## Goal
Your task is to repeat the entries underneath exactly, minus the pictures.
··· Input data
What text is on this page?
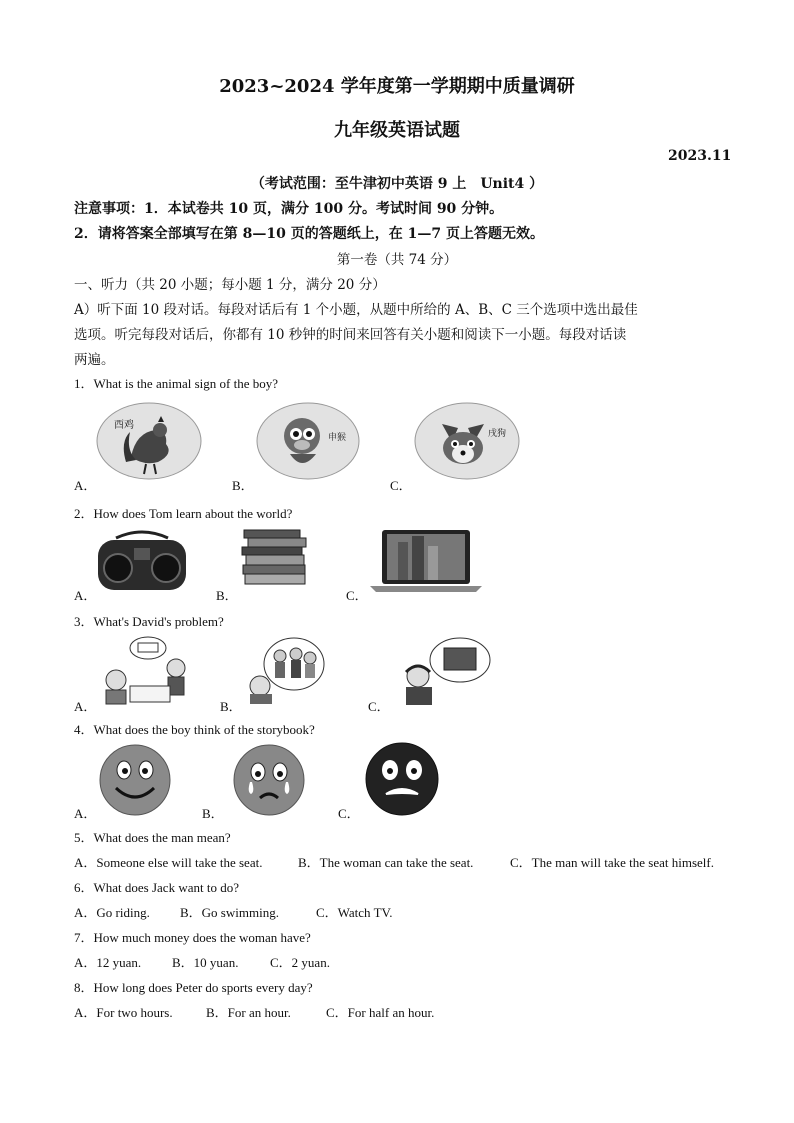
2023~2024 学年度第一学期期中质量调研
九年级英语试题
2023.11
（考试范围：至牛津初中英语 9 上　Unit4 ）
注意事项：1．本试卷共 10 页，满分 100 分。考试时间 90 分钟。
2．请将答案全部填写在第 8—10 页的答题纸上，在 1—7 页上答题无效。
第一卷（共 74 分）
一、听力（共 20 小题；每小题 1 分，满分 20 分）
A）听下面 10 段对话。每段对话后有 1 个小题，从题中所给的 A、B、C 三个选项中选出最佳
选项。听完每段对话后，你都有 10 秒钟的时间来回答有关小题和阅读下一小题。每段对话读
两遍。
1．What is the animal sign of the boy?
酉鸡
申猴	戌狗
A．	B．	C．
2．How does Tom learn about the world?
A．	B．	C．
3．What's David's problem?
A．	B．	C．
4．What does the boy think of the storybook?
A．	B．	C．
5．What does the man mean?
A．Someone else will take the seat.	B．The woman can take the seat.	C．The man will take the seat himself.
6．What does Jack want to do?
A．Go riding. B．Go swimming.	C．Watch TV.
7．How much money does the woman have?
A．12 yuan. B．10 yuan. C．2 yuan.
8．How long does Peter do sports every day?
A．For two hours.	B．For an hour.	C．For half an hour.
······
## The output
What text is on this page?
2023~2024 学年度第一学期期中质量调研
九年级英语试题
2023.11
（考试范围：至牛津初中英语 9 上　Unit4 ）
注意事项：1．本试卷共 10 页，满分 100 分。考试时间 90 分钟。
2．请将答案全部填写在第 8—10 页的答题纸上，在 1—7 页上答题无效。
第一卷（共 74 分）
一、听力（共 20 小题；每小题 1 分，满分 20 分）
A）听下面 10 段对话。每段对话后有 1 个小题，从题中所给的 A、B、C 三个选项中选出最佳
选项。听完每段对话后，你都有 10 秒钟的时间来回答有关小题和阅读下一小题。每段对话读
两遍。
1．What is the animal sign of the boy?
酉鸡
申猴	戌狗
A．	B．	C．
2．How does Tom learn about the world?
A．	B．	C．
3．What's David's problem?
A．	B．	C．
4．What does the boy think of the storybook?
A．	B．	C．
5．What does the man mean?
A．Someone else will take the seat.	B．The woman can take the seat.	C．The man will take the seat himself.
6．What does Jack want to do?
A．Go riding. B．Go swimming.	C．Watch TV.
7．How much money does the woman have?
A．12 yuan. B．10 yuan. C．2 yuan.
8．How long does Peter do sports every day?
A．For two hours.	B．For an hour.	C．For half an hour.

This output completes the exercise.